- **The problem**
Scan the material for the word "number", and copy each line where it shows up.

# START OF Exercise materials

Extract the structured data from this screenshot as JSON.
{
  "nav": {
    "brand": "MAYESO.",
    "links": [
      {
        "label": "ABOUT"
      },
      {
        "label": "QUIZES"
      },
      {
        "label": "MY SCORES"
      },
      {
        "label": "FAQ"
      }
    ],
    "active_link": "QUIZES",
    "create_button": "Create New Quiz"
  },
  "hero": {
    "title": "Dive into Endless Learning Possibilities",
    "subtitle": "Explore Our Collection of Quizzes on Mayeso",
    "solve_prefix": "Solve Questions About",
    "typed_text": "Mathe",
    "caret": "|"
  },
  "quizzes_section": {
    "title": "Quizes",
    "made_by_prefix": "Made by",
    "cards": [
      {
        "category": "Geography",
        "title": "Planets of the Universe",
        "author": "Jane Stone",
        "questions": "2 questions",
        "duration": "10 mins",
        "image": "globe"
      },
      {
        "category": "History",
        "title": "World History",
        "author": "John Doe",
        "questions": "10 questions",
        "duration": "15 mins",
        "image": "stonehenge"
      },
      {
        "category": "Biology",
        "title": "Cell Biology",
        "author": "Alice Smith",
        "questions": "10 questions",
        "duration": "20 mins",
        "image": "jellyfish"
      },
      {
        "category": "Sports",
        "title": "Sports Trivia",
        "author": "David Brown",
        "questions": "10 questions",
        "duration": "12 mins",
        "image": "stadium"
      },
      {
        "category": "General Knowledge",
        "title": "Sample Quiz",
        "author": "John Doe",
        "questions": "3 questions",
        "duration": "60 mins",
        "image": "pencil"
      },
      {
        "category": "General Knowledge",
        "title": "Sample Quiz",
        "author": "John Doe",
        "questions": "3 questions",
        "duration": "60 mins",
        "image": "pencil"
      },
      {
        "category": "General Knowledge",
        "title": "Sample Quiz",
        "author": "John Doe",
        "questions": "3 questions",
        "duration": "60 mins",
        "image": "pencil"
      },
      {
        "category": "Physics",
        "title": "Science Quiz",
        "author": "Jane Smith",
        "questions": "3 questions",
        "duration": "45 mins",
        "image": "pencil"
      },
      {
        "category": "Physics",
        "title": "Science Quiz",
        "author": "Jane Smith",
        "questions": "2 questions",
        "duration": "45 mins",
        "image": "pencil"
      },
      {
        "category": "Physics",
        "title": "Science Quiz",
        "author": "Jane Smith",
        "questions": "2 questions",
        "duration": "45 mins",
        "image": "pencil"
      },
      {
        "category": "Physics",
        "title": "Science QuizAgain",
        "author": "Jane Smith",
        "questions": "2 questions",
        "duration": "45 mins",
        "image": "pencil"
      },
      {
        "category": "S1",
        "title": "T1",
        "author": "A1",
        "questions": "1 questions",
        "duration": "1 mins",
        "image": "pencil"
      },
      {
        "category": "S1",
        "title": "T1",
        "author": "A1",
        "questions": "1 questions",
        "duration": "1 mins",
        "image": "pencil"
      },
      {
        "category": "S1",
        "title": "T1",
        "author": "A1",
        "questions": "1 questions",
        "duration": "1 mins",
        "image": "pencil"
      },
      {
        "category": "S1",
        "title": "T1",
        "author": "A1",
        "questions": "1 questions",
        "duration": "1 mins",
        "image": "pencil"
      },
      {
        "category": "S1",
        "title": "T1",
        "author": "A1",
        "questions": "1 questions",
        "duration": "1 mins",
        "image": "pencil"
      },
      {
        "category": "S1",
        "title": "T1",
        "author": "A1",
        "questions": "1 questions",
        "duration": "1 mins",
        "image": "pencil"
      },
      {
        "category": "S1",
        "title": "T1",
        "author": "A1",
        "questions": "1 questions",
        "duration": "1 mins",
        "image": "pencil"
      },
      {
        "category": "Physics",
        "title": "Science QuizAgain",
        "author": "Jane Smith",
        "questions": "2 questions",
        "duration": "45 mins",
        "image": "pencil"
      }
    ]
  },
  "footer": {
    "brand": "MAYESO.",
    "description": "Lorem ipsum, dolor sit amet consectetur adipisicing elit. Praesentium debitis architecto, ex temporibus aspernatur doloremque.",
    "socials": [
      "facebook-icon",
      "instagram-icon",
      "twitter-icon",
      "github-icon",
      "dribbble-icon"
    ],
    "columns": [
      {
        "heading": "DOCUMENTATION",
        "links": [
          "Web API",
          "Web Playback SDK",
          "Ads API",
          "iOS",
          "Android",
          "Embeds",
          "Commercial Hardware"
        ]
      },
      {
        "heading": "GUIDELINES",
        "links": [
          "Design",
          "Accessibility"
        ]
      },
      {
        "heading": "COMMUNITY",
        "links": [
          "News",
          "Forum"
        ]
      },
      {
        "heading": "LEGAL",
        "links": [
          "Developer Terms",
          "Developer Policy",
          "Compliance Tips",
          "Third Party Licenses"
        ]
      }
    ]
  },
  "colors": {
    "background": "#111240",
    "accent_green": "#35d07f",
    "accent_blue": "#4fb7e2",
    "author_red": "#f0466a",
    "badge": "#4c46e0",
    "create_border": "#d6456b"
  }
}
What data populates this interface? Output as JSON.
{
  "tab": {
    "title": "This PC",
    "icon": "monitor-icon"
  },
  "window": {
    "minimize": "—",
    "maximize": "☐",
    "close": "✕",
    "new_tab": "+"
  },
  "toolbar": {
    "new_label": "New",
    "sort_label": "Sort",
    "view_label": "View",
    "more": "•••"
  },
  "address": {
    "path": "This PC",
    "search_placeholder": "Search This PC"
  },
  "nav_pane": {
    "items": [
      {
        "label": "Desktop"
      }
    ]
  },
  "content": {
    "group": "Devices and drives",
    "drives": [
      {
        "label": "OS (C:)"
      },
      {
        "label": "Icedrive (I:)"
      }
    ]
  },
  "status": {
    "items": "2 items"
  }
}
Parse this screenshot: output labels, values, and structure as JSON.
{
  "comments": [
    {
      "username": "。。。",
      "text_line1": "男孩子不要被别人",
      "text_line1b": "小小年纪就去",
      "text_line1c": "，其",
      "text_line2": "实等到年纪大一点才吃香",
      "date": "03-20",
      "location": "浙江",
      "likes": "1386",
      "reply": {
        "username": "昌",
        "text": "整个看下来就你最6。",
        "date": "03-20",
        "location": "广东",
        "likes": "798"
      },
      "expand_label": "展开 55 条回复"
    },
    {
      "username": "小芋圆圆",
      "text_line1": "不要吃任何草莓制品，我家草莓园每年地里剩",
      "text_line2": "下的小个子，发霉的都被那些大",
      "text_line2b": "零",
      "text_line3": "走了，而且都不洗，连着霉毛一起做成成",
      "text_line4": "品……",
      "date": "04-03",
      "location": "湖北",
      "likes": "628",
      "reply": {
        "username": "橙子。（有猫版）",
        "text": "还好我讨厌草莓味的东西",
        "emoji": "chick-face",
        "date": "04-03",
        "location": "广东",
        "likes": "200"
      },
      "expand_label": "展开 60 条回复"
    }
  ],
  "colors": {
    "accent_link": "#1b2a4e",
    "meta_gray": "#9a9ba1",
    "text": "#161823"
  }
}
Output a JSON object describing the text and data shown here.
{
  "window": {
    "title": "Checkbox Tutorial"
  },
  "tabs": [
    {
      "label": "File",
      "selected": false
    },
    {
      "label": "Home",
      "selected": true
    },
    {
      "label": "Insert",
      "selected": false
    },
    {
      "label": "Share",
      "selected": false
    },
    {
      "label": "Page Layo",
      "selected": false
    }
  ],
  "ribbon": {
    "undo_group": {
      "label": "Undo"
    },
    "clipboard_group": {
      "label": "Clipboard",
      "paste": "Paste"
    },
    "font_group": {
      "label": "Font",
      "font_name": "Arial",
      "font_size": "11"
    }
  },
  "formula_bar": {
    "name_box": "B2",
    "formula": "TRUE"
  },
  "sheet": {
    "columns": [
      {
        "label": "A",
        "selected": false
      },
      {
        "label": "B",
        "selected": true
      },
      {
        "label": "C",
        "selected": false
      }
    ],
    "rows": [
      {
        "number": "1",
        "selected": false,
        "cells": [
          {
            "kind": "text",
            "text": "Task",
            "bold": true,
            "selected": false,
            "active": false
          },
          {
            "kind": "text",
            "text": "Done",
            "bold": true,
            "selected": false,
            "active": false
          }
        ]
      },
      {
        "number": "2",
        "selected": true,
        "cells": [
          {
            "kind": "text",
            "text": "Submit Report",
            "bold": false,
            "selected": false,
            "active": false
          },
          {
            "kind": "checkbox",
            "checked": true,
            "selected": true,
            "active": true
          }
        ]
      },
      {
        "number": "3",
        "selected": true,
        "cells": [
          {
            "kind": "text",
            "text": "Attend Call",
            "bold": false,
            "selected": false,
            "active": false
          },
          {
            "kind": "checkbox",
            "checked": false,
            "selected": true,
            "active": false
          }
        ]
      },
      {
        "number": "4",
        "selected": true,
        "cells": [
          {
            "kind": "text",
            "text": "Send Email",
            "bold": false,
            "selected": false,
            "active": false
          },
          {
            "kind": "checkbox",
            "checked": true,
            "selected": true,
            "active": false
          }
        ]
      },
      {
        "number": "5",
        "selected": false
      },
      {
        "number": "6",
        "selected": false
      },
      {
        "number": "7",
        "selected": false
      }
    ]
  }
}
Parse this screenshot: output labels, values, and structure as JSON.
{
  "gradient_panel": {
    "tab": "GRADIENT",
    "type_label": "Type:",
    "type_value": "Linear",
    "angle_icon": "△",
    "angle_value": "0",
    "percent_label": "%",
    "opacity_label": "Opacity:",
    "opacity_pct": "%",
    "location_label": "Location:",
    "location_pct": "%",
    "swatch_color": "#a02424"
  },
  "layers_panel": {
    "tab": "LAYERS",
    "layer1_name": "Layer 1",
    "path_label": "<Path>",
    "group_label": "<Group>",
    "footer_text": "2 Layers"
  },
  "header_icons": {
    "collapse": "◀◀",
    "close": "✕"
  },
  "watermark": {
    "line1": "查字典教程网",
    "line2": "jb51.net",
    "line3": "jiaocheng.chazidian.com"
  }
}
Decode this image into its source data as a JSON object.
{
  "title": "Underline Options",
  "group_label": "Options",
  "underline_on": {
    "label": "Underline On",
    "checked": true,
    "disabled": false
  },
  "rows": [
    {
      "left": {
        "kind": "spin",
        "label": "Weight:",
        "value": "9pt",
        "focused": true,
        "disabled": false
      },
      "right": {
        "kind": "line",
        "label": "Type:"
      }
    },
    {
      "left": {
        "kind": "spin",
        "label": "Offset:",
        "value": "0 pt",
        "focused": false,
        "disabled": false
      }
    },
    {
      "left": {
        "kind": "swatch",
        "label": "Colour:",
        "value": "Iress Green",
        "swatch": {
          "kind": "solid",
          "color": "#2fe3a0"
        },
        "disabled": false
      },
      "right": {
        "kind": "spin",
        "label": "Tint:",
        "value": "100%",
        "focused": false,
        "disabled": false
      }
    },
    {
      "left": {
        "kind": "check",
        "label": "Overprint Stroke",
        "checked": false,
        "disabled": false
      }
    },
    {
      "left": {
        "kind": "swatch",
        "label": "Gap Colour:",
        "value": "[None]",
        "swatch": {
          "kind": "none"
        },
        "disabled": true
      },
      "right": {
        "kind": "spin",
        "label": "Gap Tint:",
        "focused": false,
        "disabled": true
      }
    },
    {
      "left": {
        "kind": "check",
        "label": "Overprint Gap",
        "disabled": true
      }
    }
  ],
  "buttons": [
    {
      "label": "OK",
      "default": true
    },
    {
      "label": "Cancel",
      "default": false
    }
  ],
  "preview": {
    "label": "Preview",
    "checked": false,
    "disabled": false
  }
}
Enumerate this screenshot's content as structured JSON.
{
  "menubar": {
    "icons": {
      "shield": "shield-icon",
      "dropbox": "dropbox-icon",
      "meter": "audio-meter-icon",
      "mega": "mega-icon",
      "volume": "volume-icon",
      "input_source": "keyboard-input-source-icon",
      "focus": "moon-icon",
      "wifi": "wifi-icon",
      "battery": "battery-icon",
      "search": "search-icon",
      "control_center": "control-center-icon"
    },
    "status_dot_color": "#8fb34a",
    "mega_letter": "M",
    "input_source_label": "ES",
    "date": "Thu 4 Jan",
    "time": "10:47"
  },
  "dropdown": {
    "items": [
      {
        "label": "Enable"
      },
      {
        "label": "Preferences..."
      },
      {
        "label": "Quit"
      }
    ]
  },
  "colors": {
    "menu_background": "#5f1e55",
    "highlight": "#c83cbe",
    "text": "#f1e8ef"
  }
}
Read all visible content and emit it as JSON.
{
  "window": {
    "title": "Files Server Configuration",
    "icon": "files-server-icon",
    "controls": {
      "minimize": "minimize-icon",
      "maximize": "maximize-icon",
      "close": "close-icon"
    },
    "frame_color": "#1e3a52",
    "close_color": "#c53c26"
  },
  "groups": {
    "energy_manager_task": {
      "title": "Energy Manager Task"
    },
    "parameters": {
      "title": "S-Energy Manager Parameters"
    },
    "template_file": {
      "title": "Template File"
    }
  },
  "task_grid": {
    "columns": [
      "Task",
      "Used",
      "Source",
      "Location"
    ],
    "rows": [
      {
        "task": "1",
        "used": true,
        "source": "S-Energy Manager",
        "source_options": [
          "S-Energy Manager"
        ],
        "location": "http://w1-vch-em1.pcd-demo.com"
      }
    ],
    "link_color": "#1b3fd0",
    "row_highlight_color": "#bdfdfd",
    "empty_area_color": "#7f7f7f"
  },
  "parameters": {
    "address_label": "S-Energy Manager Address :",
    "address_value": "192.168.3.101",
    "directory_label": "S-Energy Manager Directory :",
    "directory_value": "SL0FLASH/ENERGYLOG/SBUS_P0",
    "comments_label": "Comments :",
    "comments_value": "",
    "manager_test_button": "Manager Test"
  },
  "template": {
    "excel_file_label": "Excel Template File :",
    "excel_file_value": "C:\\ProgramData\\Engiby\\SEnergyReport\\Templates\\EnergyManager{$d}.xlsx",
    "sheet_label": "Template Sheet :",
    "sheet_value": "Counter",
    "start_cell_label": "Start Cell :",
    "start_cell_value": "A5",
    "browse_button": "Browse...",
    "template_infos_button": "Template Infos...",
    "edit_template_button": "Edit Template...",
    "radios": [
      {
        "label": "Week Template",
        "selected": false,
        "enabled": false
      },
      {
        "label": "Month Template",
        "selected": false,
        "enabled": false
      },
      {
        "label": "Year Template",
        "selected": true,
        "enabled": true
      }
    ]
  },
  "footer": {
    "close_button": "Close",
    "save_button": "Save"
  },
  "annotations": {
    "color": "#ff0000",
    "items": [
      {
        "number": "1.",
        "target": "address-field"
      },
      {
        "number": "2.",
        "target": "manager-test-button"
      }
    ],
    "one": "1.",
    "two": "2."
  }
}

# END OF Exercise materials

- **Response for this exercise**
        "number": "1",
        "number": "2",
        "number": "3",
        "number": "4",
        "number": "5",
        "number": "6",
        "number": "7",
        "number": "1.",
        "number": "2.",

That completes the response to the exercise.